Task objective -
Reproduce every line of the records below word for word, leaving out the picture placeholders.

Provided data -
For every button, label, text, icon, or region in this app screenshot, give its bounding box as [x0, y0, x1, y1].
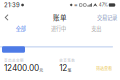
- staticText: 筛选查看: [96, 66, 112, 72]
- staticText: 21:39: [4, 2, 20, 9]
- staticText: 支出总金额: [4, 58, 24, 63]
- button[interactable]: 交易记录: [97, 12, 117, 23]
- button[interactable]: 支出: [77, 24, 115, 33]
- staticText: 账单: [53, 13, 67, 22]
- button[interactable]: 全部: [2, 24, 40, 33]
- staticText: 12: [59, 63, 67, 73]
- button[interactable]: Back: [1, 12, 12, 23]
- staticText: 47%: [99, 2, 108, 8]
- staticText: ≡: [74, 2, 78, 8]
- staticText: 进行中: [51, 25, 66, 32]
- staticText: 支出: [91, 25, 101, 32]
- staticText: 交易记录: [97, 14, 117, 21]
- staticText: 12400.00: [4, 63, 39, 73]
- staticText: 笔: [68, 67, 72, 73]
- button[interactable]: 筛选查看: [96, 66, 112, 73]
- staticText: 收支笔数: [59, 58, 75, 63]
- staticText: 元: [39, 67, 43, 73]
- button[interactable]: 进行中: [40, 24, 77, 33]
- staticText: 全部: [16, 25, 26, 32]
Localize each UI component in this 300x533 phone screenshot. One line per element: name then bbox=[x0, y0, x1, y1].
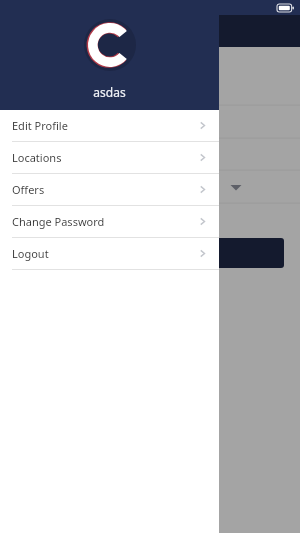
staticText: Change Password bbox=[12, 214, 197, 229]
button[interactable]: Edit Profile bbox=[0, 110, 219, 141]
button[interactable] bbox=[16, 238, 284, 268]
staticText: Edit Profile bbox=[12, 118, 197, 133]
staticText: Locations bbox=[12, 150, 197, 165]
staticText: Offers bbox=[12, 182, 197, 197]
button[interactable]: Locations bbox=[0, 142, 219, 173]
button[interactable]: Logout bbox=[0, 238, 219, 269]
staticText: Logout bbox=[12, 246, 197, 261]
button[interactable]: Change Password bbox=[0, 206, 219, 237]
button[interactable]: Offers bbox=[0, 174, 219, 205]
staticText: asdas bbox=[93, 84, 126, 100]
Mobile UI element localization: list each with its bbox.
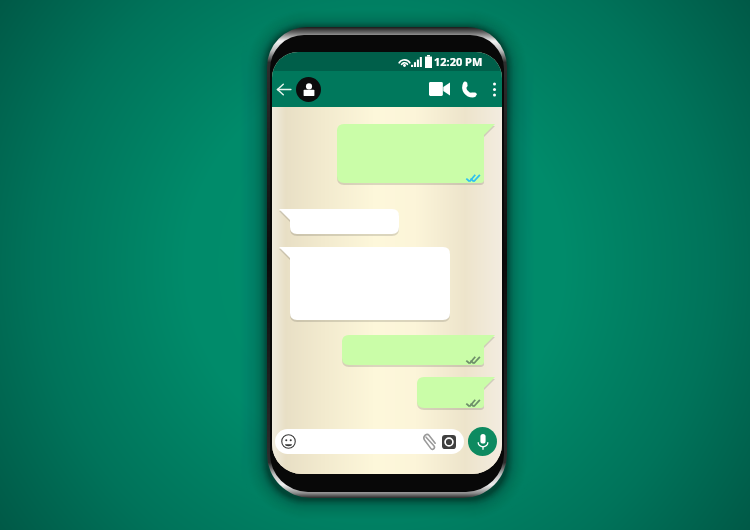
button[interactable] [279, 247, 450, 320]
button[interactable] [337, 124, 495, 183]
button[interactable]: Video call [426, 76, 452, 102]
button[interactable] [275, 429, 464, 454]
button[interactable]: Record voice message [468, 427, 497, 456]
staticText: 12:20 PM [434, 54, 483, 69]
button[interactable]: Contact profile [296, 77, 321, 102]
button[interactable] [342, 335, 495, 365]
button[interactable]: Back [273, 78, 295, 100]
button[interactable]: More options [486, 76, 502, 102]
button[interactable] [279, 209, 399, 234]
button[interactable] [417, 377, 495, 408]
button[interactable]: Voice call [459, 76, 481, 102]
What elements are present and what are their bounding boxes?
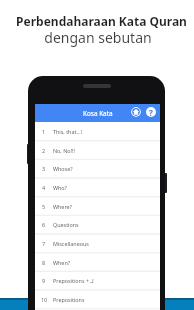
staticText: dengan sebutan: [44, 28, 152, 47]
staticText: 2: [42, 147, 46, 154]
button[interactable]: Home: [131, 107, 141, 117]
staticText: This, that...!: [53, 128, 83, 135]
staticText: Prepositions + لـ: [53, 277, 94, 284]
button[interactable]: 10: [35, 290, 160, 309]
button[interactable]: 1: [35, 122, 160, 141]
staticText: Kosa Kata: [83, 109, 113, 118]
staticText: 5: [42, 203, 46, 210]
staticText: When?: [53, 259, 71, 266]
button[interactable]: 7: [35, 234, 160, 253]
button[interactable]: 4: [35, 178, 160, 197]
staticText: 7: [42, 240, 46, 247]
button[interactable]: 6: [35, 215, 160, 234]
button[interactable]: 8: [35, 253, 160, 272]
staticText: 8: [42, 259, 46, 266]
button[interactable]: 5: [35, 197, 160, 216]
staticText: Prepositions: [53, 296, 85, 303]
staticText: Where?: [53, 203, 72, 210]
staticText: Miscellaneous: [53, 240, 89, 247]
staticText: 10: [41, 296, 48, 303]
staticText: 6: [42, 221, 46, 228]
staticText: Questions: [53, 221, 79, 228]
staticText: ?: [149, 107, 153, 117]
button[interactable]: Help: [146, 107, 156, 117]
button[interactable]: 3: [35, 159, 160, 178]
staticText: Whose?: [53, 165, 73, 172]
button[interactable]: 9: [35, 271, 160, 290]
staticText: Perbendaharaan Kata Quran: [16, 13, 187, 29]
staticText: 4: [42, 184, 46, 191]
staticText: 1: [42, 128, 46, 135]
button[interactable]: Kosa Kata: [35, 104, 160, 122]
button[interactable]: 2: [35, 141, 160, 160]
staticText: 9: [42, 277, 46, 284]
staticText: 3: [42, 165, 46, 172]
staticText: Who?: [53, 184, 67, 191]
staticText: No, No!!!: [53, 147, 75, 154]
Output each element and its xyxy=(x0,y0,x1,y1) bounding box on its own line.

Reply to the task -
For every button, label, text, icon, or region in this app screenshot, give its bounding box as [x0, y0, x1, y1].
- staticText: 筛选查看: [96, 66, 112, 72]
- staticText: 21:39: [4, 2, 20, 9]
- staticText: 支出总金额: [4, 58, 24, 63]
- button[interactable]: 交易记录: [97, 12, 117, 23]
- button[interactable]: 支出: [77, 24, 115, 33]
- staticText: 账单: [53, 13, 67, 22]
- button[interactable]: 全部: [2, 24, 40, 33]
- staticText: 12: [59, 63, 67, 73]
- button[interactable]: Back: [1, 12, 12, 23]
- staticText: 47%: [99, 2, 108, 8]
- staticText: ≡: [74, 2, 78, 8]
- staticText: 进行中: [51, 25, 66, 32]
- staticText: 支出: [91, 25, 101, 32]
- staticText: 交易记录: [97, 14, 117, 21]
- staticText: 12400.00: [4, 63, 39, 73]
- staticText: 笔: [68, 67, 72, 73]
- button[interactable]: 筛选查看: [96, 66, 112, 73]
- staticText: 收支笔数: [59, 58, 75, 63]
- staticText: 元: [39, 67, 43, 73]
- button[interactable]: 进行中: [40, 24, 77, 33]
- staticText: 全部: [16, 25, 26, 32]
Localize each UI component in this 300x533 phone screenshot. One line per element: name then bbox=[x0, y0, x1, y1].
staticText: Change Password bbox=[12, 214, 197, 229]
button[interactable]: Edit Profile bbox=[0, 110, 219, 141]
button[interactable] bbox=[16, 238, 284, 268]
staticText: Edit Profile bbox=[12, 118, 197, 133]
staticText: Locations bbox=[12, 150, 197, 165]
staticText: Offers bbox=[12, 182, 197, 197]
button[interactable]: Locations bbox=[0, 142, 219, 173]
button[interactable]: Logout bbox=[0, 238, 219, 269]
staticText: Logout bbox=[12, 246, 197, 261]
button[interactable]: Change Password bbox=[0, 206, 219, 237]
button[interactable]: Offers bbox=[0, 174, 219, 205]
staticText: asdas bbox=[93, 84, 126, 100]
Mobile UI element localization: list each with its bbox.
button[interactable] [279, 247, 450, 320]
button[interactable] [337, 124, 495, 183]
button[interactable]: Video call [426, 76, 452, 102]
button[interactable] [275, 429, 464, 454]
button[interactable]: Record voice message [468, 427, 497, 456]
staticText: 12:20 PM [434, 54, 483, 69]
button[interactable]: Contact profile [296, 77, 321, 102]
button[interactable] [342, 335, 495, 365]
button[interactable]: Back [273, 78, 295, 100]
button[interactable]: More options [486, 76, 502, 102]
button[interactable] [279, 209, 399, 234]
button[interactable] [417, 377, 495, 408]
button[interactable]: Voice call [459, 76, 481, 102]
What elements are present and what are their bounding boxes?
staticText: dengan sebutan: [44, 28, 152, 47]
staticText: 2: [42, 147, 46, 154]
button[interactable]: Home: [131, 107, 141, 117]
staticText: This, that...!: [53, 128, 83, 135]
staticText: Prepositions + لـ: [53, 277, 94, 284]
button[interactable]: 10: [35, 290, 160, 309]
button[interactable]: 1: [35, 122, 160, 141]
staticText: Kosa Kata: [83, 109, 113, 118]
staticText: 5: [42, 203, 46, 210]
staticText: When?: [53, 259, 71, 266]
button[interactable]: 7: [35, 234, 160, 253]
button[interactable]: 4: [35, 178, 160, 197]
staticText: 7: [42, 240, 46, 247]
button[interactable]: 6: [35, 215, 160, 234]
button[interactable]: 8: [35, 253, 160, 272]
staticText: 8: [42, 259, 46, 266]
button[interactable]: 5: [35, 197, 160, 216]
staticText: Prepositions: [53, 296, 85, 303]
staticText: Where?: [53, 203, 72, 210]
staticText: Miscellaneous: [53, 240, 89, 247]
staticText: 10: [41, 296, 48, 303]
staticText: 6: [42, 221, 46, 228]
staticText: Questions: [53, 221, 79, 228]
staticText: ?: [149, 107, 153, 117]
button[interactable]: Help: [146, 107, 156, 117]
button[interactable]: 3: [35, 159, 160, 178]
staticText: Whose?: [53, 165, 73, 172]
button[interactable]: 9: [35, 271, 160, 290]
staticText: Perbendaharaan Kata Quran: [16, 13, 187, 29]
staticText: 4: [42, 184, 46, 191]
staticText: 1: [42, 128, 46, 135]
button[interactable]: Kosa Kata: [35, 104, 160, 122]
button[interactable]: 2: [35, 141, 160, 160]
staticText: 9: [42, 277, 46, 284]
staticText: 3: [42, 165, 46, 172]
staticText: Who?: [53, 184, 67, 191]
staticText: No, No!!!: [53, 147, 75, 154]
Output each element and its xyxy=(x0,y0,x1,y1) bounding box on its own line.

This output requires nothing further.